- [OBJECTIVE] Bring together all lines of the material below that contain the string "color".

##### MATERIAL FOR THIS EXERCISE #####

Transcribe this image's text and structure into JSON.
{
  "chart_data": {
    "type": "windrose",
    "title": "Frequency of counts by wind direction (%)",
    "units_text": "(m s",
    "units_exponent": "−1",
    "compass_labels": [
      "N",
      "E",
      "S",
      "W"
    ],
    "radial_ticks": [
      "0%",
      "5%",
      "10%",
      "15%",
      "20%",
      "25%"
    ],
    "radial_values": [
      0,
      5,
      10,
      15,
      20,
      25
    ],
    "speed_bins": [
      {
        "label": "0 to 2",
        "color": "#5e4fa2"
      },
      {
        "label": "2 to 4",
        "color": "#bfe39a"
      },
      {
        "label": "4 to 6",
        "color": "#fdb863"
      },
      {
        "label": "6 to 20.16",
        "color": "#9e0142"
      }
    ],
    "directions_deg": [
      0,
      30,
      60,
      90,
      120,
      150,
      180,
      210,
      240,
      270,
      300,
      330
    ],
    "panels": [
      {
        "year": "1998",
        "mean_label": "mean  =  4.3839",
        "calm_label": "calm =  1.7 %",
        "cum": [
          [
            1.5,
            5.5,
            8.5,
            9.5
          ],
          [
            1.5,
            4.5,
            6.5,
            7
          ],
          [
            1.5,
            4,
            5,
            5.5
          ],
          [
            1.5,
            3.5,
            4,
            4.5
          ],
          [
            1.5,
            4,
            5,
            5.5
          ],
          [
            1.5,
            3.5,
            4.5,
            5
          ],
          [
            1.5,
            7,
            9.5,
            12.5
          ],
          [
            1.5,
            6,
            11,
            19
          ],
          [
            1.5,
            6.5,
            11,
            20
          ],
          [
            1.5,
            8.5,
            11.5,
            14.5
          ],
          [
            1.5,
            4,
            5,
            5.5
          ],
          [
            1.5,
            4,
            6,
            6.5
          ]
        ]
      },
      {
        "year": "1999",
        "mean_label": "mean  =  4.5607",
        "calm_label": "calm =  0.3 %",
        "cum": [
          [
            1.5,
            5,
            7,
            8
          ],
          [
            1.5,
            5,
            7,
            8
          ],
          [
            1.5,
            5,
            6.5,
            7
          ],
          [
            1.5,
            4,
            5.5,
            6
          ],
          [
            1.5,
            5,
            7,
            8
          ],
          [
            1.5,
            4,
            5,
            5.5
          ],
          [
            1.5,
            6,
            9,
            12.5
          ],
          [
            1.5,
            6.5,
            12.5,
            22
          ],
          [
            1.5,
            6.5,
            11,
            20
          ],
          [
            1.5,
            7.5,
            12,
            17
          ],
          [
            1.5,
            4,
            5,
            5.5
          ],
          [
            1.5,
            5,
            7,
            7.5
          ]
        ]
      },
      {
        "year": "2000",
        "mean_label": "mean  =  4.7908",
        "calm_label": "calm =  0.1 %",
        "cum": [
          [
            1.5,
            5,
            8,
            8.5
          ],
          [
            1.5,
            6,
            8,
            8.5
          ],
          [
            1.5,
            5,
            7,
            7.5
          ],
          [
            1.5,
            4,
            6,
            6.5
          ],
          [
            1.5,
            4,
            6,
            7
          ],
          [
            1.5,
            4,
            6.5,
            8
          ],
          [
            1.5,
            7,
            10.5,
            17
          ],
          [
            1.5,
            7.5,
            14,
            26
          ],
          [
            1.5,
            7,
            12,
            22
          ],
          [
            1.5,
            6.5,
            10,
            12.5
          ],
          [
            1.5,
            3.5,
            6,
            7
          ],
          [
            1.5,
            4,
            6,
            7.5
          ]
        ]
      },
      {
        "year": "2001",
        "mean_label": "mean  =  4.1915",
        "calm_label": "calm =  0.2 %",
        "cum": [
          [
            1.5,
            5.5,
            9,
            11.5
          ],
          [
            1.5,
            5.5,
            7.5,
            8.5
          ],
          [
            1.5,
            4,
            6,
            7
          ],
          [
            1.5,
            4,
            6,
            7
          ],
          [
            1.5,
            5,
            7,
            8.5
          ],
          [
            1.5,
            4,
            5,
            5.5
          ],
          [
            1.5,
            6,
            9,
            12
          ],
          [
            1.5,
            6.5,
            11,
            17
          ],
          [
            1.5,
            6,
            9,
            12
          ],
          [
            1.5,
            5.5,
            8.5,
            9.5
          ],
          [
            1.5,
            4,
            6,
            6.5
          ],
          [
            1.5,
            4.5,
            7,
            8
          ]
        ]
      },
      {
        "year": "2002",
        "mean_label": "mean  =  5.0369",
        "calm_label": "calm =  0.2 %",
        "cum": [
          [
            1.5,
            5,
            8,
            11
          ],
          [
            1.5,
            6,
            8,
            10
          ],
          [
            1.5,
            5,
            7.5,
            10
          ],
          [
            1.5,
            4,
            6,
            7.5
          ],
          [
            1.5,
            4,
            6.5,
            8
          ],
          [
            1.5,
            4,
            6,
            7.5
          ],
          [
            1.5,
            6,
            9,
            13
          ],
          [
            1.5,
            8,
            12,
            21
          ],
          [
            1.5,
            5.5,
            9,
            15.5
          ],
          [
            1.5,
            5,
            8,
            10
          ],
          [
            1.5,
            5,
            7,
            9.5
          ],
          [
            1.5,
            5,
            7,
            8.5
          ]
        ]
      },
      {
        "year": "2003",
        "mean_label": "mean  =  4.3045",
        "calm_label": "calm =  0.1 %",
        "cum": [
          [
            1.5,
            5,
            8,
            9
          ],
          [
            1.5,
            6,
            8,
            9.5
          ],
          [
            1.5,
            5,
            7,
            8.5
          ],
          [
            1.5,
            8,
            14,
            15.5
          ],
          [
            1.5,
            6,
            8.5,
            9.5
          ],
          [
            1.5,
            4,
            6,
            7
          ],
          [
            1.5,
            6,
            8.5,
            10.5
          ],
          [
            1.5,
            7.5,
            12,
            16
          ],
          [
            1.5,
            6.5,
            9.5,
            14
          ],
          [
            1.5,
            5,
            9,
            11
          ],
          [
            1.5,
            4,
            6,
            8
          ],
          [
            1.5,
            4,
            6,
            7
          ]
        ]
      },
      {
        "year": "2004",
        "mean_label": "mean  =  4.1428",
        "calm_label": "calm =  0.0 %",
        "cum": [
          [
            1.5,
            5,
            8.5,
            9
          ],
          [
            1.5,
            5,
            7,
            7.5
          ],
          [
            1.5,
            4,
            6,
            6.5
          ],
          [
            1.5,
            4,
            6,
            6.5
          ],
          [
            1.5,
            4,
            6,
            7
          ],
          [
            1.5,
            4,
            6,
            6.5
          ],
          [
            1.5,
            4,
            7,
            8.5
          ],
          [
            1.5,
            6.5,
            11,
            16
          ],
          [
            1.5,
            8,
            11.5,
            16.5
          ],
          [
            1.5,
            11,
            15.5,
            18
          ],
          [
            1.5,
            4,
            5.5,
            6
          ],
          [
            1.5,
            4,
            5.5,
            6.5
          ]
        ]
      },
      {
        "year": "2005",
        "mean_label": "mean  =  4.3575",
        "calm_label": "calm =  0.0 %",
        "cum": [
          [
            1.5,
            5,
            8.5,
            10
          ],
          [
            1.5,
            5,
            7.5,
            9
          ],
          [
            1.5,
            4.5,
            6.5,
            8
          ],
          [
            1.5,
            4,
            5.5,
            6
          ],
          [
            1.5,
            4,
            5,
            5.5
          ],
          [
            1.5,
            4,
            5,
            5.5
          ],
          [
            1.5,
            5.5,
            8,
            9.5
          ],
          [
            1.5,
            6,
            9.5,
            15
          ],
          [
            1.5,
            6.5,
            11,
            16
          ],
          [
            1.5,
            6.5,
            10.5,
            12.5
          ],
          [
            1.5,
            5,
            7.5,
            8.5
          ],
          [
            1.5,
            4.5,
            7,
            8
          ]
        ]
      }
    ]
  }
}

#####

- [THE REPLY]
        "color": "#5e4fa2"
        "color": "#bfe39a"
        "color": "#fdb863"
        "color": "#9e0142"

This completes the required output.